-- Written exercise 1 --
Answer these questions from the email security passage below, marking each answer (a), (b) or (c):
(a) Which study, and from which group, supplies the mailbox growth figures?
(b) How many mailboxes does that study project for the worldwide email market in 2009?
(c) What must organisations do for secure and effective storage management?
-- Written exercise 2 --
Reproduce word for word the part of the email security passage below that opens with the words containing "As email becomes" and closes with "a comprehensive solution.".

In today’s electronic world, email is critical to any business being competitive. In most cases it now forms the backbone of most organisations’ day-to-day activities, and its use will continue to grow. According to the The Radicati Group’s study, “Microsoft Exchange and Outlook Analysis, 2005-2009,” the worldwide email market will grow from 1.2 billion mailboxes in 2005 to 1.8 billion mailboxes in 2009.
As email becomes more prevalent in the market, the importance of email security becomes more significant. In particular, the security implications associated with the management of email storage, policy enforcement, auditing, archiving and data recovery. Managing large, active stores of information takes time and effort in order to avoid failures – failures that will impact the users and therefore the business, undoubtedly leading to lost productivity. For secure and effective storage management, organisations must take a proactive approach and invest wisely in a comprehensive solution.

-- Provided data --
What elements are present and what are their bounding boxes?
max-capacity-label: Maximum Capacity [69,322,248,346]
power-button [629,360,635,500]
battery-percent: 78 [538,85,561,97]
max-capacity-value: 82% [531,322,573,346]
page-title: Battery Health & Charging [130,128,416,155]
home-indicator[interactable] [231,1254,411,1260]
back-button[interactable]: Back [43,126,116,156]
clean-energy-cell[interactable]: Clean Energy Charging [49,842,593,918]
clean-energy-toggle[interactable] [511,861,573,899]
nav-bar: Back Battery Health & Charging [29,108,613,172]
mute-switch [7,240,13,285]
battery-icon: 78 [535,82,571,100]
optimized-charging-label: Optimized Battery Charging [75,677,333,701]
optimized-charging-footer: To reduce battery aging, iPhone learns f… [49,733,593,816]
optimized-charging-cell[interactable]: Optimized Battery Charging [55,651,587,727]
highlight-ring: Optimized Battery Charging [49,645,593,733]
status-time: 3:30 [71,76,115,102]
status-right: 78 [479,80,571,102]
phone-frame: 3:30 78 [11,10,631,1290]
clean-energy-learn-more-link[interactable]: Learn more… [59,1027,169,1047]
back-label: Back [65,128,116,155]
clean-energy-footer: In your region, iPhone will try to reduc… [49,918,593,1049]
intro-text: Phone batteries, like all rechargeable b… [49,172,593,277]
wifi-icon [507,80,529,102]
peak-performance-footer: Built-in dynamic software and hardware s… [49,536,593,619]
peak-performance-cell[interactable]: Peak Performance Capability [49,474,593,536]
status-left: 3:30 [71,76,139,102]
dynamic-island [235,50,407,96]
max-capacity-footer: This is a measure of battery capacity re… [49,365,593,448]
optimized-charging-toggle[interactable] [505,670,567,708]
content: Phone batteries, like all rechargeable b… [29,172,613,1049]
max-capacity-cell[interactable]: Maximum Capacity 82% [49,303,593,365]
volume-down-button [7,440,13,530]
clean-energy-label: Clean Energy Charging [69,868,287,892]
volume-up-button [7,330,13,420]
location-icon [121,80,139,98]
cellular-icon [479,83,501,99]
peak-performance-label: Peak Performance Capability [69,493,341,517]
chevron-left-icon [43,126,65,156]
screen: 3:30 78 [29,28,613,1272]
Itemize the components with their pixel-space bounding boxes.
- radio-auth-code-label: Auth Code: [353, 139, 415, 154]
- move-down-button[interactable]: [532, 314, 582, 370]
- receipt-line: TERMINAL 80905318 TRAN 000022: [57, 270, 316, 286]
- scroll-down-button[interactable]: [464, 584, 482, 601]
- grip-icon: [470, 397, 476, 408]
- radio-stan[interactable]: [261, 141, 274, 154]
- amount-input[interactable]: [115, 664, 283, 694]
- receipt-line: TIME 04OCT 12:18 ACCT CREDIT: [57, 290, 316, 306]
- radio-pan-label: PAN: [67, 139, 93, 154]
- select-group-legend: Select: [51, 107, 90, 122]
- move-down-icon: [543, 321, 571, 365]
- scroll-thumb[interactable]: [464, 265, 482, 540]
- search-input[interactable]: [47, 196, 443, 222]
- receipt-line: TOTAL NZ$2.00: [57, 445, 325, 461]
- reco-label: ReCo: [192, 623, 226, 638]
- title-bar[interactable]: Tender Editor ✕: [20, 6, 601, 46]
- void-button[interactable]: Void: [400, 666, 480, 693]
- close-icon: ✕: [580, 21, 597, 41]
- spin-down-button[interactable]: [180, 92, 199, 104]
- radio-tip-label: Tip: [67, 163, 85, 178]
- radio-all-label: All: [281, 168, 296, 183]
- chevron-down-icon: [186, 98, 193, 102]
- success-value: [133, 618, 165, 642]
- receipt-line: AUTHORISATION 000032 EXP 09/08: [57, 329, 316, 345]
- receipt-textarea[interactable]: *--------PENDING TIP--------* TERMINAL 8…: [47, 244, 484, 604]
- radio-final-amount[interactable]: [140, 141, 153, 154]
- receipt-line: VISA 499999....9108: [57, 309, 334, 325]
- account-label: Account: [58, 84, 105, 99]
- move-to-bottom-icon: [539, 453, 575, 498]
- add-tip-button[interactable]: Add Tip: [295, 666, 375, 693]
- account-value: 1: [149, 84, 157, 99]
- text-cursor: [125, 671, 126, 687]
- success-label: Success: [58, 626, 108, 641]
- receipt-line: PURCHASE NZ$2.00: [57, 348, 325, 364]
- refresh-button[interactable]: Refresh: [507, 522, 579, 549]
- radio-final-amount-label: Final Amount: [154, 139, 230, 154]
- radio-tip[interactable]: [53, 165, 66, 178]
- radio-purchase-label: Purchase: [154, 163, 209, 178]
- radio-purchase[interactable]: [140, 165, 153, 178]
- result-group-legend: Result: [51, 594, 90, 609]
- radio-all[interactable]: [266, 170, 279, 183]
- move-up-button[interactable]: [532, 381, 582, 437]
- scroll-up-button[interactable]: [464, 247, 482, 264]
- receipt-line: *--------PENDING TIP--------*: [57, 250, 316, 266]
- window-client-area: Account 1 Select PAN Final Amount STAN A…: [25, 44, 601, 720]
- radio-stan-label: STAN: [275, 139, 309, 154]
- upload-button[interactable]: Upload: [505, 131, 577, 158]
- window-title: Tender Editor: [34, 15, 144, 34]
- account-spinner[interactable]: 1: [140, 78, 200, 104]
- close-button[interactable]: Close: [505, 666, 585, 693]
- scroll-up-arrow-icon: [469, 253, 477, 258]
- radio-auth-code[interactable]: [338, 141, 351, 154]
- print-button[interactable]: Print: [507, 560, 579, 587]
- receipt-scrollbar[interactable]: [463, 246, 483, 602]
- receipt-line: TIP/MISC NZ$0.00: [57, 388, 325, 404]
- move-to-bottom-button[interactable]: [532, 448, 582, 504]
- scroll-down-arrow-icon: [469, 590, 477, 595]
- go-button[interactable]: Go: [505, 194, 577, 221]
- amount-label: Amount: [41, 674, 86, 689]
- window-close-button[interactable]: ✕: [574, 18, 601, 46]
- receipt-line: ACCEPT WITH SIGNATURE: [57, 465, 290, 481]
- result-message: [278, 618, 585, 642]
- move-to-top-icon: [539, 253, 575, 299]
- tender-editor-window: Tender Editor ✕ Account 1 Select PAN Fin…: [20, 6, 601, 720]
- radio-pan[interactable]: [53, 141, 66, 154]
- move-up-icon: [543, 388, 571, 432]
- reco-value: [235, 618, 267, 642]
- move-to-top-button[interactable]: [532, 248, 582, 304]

-- Correct output 1 --
(a) The Radicati Group's study, "Microsoft Exchange and Outlook Analysis, 2005-2009."
(b) 1.8 billion mailboxes.
(c) They must take a proactive approach and invest wisely in a comprehensive solution.

-- Correct output 2 --
As email becomes more prevalent in the market, the importance of email security becomes more significant. In particular, the security implications associated with the management of email storage, policy enforcement, auditing, archiving and data recovery. Managing large, active stores of information takes time and effort in order to avoid failures – failures that will impact the users and therefore the business, undoubtedly leading to lost productivity. For secure and effective storage management, organisations must take a proactive approach and invest wisely in a comprehensive solution.